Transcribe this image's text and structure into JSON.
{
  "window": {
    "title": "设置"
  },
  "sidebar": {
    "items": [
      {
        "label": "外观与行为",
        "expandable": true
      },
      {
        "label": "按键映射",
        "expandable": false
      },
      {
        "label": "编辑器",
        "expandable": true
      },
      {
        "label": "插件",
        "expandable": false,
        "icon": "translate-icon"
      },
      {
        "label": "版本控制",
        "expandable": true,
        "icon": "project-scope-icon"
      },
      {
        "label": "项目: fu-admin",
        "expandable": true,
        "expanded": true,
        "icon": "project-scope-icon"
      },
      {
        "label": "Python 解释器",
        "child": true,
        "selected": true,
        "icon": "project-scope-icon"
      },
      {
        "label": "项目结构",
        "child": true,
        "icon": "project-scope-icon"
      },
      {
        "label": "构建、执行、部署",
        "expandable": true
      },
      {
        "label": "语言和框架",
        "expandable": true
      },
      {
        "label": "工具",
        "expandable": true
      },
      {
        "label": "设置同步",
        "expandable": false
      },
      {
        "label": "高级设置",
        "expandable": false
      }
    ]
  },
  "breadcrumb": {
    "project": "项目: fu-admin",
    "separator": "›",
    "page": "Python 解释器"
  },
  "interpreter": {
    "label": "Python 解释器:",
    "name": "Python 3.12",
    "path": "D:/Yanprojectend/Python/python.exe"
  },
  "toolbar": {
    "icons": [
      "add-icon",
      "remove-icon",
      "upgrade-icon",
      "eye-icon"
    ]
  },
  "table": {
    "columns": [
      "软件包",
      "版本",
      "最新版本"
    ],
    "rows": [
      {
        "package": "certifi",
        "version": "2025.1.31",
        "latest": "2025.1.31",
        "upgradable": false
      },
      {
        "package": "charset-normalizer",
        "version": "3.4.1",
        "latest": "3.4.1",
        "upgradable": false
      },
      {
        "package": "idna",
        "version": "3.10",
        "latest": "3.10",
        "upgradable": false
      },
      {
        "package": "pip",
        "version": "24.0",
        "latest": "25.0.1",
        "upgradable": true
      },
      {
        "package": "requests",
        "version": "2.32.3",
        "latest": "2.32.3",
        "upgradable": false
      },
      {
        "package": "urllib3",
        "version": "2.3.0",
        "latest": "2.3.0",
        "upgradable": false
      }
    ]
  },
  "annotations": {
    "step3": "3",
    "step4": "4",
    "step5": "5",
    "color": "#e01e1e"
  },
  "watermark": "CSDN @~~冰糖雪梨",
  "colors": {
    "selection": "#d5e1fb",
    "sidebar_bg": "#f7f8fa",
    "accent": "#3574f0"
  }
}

WHAT IS REQUIRED:
In the entries above, identify each line that includes the string "admin", then copy it.

FINAL RESULT:
        "label": "项目: fu-admin",
    "project": "项目: fu-admin",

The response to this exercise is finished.